THE DATA -
'''

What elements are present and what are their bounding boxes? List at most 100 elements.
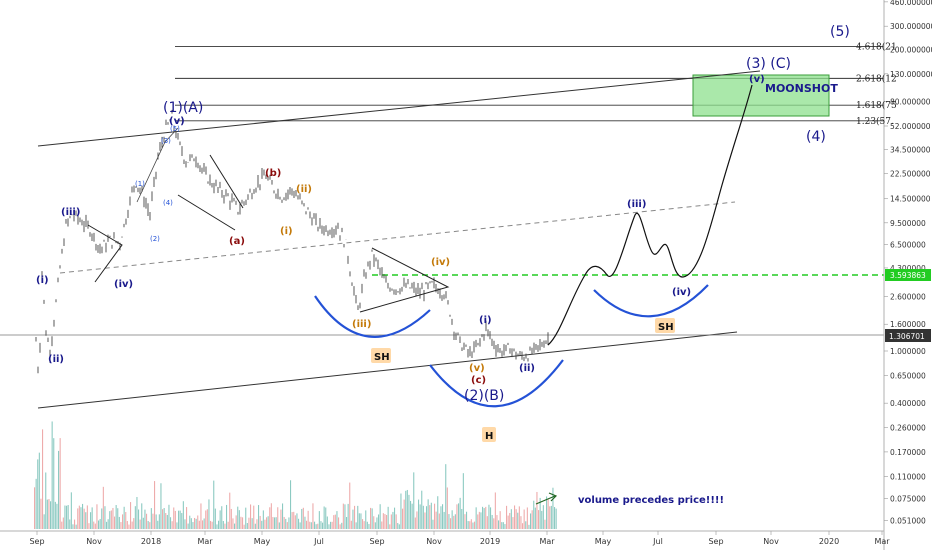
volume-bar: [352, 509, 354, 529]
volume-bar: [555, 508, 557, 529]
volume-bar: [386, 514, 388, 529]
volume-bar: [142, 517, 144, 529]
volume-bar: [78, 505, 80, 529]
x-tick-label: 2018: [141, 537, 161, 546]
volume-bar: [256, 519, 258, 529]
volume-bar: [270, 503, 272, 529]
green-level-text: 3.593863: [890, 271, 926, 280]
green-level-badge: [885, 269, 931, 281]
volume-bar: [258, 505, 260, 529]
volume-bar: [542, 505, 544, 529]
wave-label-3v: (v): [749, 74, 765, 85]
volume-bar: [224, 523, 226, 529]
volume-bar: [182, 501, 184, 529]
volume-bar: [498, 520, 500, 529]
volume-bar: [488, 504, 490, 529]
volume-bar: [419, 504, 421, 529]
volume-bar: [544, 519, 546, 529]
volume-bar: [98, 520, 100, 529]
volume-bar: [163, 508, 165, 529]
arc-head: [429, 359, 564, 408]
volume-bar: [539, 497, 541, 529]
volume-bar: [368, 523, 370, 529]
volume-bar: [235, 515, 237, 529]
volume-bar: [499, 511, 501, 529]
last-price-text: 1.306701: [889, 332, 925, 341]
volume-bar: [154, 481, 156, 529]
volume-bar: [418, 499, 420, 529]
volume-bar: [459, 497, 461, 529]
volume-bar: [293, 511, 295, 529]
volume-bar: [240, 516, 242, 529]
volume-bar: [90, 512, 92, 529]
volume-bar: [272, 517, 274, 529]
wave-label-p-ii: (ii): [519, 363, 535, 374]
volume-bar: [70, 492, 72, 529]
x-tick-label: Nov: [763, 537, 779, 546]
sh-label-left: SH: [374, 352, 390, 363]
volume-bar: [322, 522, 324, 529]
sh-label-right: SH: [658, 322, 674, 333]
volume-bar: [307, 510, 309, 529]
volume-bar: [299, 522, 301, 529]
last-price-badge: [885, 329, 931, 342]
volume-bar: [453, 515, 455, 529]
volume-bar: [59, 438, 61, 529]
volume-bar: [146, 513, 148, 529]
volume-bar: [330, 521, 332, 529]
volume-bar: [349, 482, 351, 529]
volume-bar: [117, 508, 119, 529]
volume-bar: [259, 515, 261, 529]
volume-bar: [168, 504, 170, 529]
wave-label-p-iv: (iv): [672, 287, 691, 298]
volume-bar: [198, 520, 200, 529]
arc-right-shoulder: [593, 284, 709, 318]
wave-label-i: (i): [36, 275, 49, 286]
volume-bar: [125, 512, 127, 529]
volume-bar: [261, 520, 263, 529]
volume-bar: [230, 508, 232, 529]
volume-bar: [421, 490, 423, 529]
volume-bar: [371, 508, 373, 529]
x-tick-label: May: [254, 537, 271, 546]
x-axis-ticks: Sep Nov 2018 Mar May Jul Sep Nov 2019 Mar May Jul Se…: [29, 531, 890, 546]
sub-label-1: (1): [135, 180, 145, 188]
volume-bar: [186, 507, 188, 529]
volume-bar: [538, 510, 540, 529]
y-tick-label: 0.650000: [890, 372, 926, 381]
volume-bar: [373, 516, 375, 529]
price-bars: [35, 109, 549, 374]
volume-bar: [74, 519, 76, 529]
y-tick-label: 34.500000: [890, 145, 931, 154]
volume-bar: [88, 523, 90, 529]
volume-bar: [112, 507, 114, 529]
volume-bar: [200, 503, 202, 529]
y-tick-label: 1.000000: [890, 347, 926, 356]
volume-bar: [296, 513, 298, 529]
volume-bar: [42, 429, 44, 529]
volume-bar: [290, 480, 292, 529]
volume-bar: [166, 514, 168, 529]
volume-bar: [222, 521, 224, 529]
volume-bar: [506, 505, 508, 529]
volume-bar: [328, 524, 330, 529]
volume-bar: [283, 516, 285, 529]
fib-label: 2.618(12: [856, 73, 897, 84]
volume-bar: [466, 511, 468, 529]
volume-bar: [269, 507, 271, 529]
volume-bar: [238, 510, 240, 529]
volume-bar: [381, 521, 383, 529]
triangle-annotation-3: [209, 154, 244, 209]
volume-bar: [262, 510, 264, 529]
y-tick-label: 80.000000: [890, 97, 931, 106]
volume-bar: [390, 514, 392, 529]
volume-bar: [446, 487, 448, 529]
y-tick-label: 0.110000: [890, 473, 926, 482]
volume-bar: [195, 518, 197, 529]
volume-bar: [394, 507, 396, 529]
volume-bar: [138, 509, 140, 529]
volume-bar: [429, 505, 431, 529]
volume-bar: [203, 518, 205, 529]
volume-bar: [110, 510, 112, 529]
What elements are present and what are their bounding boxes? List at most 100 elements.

'''
'''

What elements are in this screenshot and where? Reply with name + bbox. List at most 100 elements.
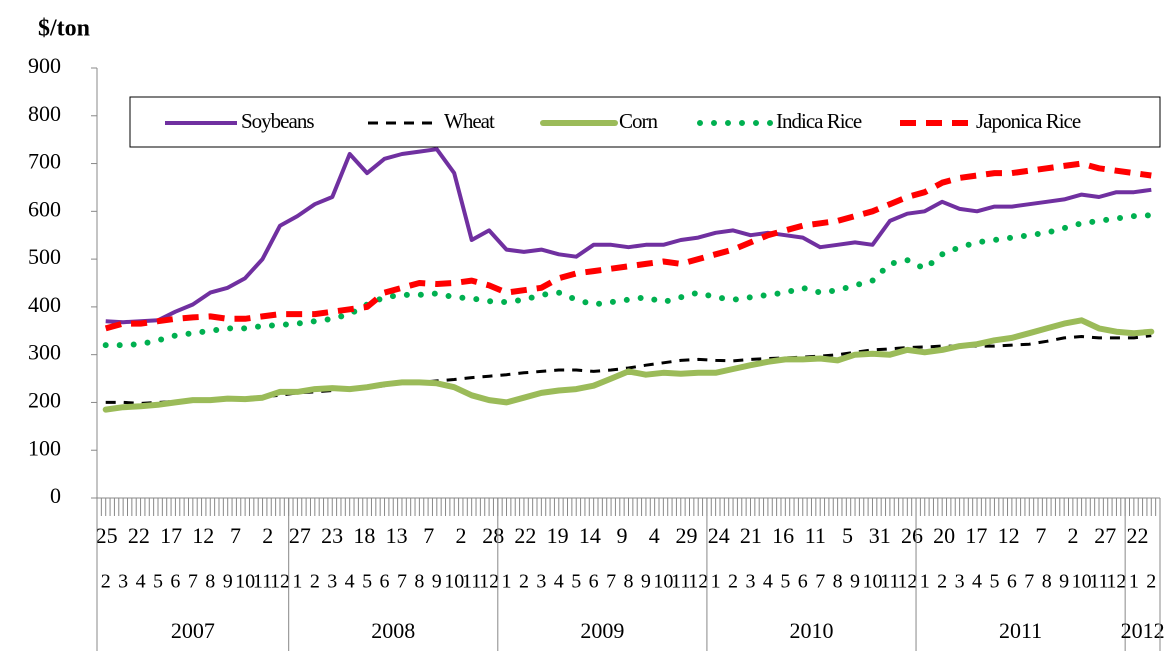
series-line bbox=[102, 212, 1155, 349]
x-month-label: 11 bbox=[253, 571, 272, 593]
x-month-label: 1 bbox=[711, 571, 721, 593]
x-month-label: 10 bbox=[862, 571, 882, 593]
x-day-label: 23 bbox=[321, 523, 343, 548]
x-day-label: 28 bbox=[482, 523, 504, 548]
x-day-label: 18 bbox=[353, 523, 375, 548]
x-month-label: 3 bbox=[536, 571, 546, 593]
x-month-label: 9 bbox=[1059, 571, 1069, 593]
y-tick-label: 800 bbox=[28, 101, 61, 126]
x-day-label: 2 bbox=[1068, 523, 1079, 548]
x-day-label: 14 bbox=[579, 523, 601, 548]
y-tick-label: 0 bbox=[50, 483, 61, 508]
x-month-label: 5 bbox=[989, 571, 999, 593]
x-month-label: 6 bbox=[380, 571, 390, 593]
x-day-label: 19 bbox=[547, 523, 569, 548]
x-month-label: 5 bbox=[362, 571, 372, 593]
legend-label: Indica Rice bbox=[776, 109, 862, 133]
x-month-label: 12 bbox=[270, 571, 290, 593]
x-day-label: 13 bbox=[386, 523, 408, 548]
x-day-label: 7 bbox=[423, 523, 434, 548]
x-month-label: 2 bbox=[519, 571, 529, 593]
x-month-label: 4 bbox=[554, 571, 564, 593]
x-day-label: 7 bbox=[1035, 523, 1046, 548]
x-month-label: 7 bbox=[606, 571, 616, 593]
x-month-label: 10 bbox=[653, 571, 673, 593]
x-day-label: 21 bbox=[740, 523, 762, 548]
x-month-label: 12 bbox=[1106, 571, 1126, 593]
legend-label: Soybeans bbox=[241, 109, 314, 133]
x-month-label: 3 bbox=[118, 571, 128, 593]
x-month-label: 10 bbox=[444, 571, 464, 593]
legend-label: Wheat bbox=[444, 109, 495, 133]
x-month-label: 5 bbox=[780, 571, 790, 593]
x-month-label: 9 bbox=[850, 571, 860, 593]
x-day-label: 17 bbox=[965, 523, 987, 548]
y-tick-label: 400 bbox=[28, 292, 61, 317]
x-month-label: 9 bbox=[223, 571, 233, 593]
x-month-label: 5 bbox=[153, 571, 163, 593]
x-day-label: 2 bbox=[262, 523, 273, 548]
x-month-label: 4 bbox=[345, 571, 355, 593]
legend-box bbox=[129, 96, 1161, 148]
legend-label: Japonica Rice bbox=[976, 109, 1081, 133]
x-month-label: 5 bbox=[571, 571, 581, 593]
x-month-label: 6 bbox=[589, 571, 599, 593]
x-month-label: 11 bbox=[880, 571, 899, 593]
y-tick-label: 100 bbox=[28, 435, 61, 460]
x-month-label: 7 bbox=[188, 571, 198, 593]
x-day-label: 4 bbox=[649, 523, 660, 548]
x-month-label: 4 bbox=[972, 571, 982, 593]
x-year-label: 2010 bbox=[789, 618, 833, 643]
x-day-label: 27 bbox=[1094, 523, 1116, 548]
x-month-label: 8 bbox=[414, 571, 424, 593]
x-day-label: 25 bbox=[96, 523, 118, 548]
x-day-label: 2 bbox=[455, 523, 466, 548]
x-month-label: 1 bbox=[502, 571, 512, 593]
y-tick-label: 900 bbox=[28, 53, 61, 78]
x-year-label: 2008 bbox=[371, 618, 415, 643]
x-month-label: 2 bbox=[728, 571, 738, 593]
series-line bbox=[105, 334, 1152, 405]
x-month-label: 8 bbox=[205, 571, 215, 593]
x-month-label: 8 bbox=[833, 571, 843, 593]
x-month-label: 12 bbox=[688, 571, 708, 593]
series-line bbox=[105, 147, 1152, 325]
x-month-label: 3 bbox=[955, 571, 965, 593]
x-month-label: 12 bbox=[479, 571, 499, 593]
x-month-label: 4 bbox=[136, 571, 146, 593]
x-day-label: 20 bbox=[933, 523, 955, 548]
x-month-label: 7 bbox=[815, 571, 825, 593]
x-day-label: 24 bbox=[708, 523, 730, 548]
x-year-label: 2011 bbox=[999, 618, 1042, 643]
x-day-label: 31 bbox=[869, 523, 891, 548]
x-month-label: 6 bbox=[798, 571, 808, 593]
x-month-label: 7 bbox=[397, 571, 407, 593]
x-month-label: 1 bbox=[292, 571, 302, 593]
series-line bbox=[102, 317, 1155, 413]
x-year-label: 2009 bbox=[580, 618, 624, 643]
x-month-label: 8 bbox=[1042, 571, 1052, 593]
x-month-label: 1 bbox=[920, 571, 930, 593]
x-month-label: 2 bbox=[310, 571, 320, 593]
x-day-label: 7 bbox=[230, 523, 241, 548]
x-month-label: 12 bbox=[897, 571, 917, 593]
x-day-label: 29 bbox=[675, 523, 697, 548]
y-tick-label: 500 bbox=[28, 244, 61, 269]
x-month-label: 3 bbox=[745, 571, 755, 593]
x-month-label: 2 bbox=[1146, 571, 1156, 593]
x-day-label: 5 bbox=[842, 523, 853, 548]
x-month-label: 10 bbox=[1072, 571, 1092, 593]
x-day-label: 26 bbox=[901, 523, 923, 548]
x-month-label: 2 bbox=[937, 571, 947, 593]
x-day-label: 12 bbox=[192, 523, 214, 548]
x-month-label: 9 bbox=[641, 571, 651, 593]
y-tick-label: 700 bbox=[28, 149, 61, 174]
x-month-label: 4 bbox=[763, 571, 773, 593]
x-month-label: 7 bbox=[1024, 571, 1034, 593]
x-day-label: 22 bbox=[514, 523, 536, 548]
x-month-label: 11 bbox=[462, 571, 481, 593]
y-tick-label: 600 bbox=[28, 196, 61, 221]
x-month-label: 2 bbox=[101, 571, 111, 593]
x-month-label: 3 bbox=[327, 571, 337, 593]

'''

PROBLEM TO WORK ON - Reproduce the lines of the material from the one containing "series-line bbox=[102, 212, 1155, 349]" through the one containing "x-day-label: 28 bbox=[482, 523, 504, 548]", changing every "x-month-label" to "month-label" and leaving everything else as it is.

SOLUTION TO THE PROBLEM -
series-line bbox=[102, 212, 1155, 349]
month-label: 11 bbox=[253, 571, 272, 593]
month-label: 1 bbox=[711, 571, 721, 593]
month-label: 10 bbox=[862, 571, 882, 593]
x-day-label: 23 bbox=[321, 523, 343, 548]
x-day-label: 28 bbox=[482, 523, 504, 548]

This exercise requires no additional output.